What the task requires
Return each line containing the string "Energie".

Data for this exercise

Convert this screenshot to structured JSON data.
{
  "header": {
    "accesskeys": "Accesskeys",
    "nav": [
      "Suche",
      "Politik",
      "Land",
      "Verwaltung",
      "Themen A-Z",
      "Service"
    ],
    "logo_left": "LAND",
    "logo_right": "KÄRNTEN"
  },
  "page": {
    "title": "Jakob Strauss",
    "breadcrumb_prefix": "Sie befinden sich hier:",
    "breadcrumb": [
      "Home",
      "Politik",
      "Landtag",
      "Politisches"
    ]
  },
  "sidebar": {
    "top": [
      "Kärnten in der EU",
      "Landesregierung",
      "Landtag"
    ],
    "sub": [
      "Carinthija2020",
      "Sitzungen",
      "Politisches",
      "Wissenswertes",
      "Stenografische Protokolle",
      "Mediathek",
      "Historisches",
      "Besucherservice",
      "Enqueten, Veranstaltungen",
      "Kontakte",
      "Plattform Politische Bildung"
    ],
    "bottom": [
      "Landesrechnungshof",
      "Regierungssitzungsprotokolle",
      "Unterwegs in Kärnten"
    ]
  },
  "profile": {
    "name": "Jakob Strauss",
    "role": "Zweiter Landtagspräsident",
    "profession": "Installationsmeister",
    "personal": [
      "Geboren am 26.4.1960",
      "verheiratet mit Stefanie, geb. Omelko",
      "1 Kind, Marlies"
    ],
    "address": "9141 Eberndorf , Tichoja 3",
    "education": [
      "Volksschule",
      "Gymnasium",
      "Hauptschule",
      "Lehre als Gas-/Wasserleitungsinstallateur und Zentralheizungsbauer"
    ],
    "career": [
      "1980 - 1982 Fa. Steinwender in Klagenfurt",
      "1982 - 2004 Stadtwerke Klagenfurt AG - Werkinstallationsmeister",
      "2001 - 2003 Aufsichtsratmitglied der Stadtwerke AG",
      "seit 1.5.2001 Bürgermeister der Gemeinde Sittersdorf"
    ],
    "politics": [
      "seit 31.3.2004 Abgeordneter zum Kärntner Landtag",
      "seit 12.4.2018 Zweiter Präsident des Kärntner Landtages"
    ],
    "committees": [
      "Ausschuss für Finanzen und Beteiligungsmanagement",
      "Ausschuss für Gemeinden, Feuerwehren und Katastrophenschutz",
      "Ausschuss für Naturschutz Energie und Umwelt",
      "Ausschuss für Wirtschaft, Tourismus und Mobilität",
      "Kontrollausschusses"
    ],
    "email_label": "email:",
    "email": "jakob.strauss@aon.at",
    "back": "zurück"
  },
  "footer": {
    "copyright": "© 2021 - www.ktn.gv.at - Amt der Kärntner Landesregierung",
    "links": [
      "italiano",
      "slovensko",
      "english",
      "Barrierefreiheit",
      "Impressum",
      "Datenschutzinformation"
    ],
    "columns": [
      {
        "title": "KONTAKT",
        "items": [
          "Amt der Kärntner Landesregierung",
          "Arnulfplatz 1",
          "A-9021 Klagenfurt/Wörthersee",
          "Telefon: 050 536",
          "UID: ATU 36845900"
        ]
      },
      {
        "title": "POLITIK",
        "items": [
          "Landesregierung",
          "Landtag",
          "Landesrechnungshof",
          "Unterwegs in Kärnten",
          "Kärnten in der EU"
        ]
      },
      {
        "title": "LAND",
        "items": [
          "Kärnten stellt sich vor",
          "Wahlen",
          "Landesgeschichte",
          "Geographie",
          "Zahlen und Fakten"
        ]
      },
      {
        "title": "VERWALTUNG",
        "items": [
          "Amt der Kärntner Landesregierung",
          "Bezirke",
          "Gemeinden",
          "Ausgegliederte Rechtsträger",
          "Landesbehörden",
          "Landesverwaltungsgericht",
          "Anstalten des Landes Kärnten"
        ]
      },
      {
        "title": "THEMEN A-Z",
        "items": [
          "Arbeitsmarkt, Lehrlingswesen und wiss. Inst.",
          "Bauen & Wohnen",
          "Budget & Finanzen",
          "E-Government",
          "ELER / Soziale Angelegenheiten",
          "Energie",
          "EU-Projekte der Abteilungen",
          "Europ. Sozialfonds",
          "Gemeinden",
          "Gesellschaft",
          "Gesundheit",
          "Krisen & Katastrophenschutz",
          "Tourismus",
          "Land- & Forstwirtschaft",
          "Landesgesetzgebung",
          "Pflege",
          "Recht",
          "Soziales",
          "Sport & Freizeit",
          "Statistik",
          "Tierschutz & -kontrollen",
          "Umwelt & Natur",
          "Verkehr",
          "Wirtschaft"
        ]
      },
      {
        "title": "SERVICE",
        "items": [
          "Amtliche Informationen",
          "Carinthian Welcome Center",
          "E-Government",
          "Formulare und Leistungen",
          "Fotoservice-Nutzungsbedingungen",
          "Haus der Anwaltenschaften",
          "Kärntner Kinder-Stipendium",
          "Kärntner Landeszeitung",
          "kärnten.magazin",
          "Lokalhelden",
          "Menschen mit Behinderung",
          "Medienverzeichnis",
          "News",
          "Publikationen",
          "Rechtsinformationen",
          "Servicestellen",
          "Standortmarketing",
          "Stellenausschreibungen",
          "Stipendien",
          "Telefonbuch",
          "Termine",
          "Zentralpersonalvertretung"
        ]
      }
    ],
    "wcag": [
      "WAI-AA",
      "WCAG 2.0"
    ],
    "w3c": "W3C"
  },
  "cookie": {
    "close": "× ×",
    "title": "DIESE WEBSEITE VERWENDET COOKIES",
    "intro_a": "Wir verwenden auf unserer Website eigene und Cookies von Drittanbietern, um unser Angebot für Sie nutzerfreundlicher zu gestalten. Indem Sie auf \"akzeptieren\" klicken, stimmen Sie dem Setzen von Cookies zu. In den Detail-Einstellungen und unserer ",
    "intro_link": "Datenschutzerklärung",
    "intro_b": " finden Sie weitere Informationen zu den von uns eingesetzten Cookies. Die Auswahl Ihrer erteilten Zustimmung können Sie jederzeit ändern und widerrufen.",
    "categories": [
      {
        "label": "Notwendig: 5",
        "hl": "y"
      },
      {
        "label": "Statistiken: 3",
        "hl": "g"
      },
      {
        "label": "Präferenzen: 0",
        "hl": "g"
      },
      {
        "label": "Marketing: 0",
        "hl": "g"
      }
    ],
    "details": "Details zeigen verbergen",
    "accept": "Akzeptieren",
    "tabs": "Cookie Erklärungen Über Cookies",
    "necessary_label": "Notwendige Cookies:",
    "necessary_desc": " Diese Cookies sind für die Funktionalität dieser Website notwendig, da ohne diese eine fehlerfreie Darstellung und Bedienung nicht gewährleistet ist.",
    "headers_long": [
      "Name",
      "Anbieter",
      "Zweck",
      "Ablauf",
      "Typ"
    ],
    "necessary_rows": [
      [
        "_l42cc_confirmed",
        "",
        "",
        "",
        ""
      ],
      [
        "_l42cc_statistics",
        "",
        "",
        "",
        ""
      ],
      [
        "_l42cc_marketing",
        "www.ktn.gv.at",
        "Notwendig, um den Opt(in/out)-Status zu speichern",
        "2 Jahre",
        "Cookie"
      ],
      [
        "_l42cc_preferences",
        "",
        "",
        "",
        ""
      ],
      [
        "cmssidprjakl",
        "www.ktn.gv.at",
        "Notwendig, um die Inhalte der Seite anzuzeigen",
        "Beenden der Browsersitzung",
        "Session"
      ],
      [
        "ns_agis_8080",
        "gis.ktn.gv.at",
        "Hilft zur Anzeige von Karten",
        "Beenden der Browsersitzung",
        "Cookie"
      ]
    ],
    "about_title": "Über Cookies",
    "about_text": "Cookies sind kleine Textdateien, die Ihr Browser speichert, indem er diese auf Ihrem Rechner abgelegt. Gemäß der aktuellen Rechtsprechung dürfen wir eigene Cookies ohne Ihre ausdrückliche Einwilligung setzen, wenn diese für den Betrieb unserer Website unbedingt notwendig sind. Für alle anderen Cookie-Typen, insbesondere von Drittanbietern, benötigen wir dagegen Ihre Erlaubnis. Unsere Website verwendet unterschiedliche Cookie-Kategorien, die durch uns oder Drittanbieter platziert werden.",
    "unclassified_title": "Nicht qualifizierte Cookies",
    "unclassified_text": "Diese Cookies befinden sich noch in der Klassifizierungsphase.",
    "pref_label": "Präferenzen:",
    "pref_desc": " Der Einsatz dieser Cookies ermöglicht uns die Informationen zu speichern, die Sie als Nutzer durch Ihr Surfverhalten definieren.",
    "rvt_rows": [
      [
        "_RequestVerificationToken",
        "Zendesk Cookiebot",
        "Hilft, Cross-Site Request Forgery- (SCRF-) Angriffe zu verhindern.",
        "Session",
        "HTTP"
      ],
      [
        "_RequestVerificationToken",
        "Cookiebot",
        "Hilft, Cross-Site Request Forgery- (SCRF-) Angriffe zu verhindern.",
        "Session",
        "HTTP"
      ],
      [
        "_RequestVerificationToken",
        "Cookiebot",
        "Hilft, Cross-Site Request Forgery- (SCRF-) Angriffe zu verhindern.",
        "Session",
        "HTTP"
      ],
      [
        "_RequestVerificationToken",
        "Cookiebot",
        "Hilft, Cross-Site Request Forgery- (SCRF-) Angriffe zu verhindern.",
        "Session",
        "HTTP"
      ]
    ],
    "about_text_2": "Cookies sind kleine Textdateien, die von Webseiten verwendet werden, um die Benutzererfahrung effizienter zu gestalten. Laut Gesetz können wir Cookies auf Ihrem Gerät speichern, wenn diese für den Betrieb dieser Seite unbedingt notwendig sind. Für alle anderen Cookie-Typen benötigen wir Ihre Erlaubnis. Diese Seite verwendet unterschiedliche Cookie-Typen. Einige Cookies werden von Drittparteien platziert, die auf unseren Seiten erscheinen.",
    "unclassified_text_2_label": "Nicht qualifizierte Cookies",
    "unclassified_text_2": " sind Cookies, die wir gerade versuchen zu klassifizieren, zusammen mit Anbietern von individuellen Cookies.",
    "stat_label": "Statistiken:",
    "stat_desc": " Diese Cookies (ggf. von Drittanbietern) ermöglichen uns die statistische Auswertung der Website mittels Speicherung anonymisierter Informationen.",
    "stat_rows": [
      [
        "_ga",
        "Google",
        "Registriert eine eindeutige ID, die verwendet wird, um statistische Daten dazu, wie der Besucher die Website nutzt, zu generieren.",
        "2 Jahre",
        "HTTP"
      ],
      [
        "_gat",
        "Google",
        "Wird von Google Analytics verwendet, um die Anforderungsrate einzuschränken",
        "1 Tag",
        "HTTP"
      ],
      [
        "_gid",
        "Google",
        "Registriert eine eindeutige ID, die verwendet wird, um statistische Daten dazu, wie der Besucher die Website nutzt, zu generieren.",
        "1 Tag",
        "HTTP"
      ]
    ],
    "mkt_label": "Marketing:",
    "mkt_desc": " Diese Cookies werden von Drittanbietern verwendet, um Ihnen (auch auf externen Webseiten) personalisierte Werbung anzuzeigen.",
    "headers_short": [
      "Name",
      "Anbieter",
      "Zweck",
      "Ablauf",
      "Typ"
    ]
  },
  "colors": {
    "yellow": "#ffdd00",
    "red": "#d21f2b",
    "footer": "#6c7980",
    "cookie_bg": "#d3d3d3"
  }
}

The result
      "Ausschuss für Naturschutz Energie und Umwelt",
          "Energie",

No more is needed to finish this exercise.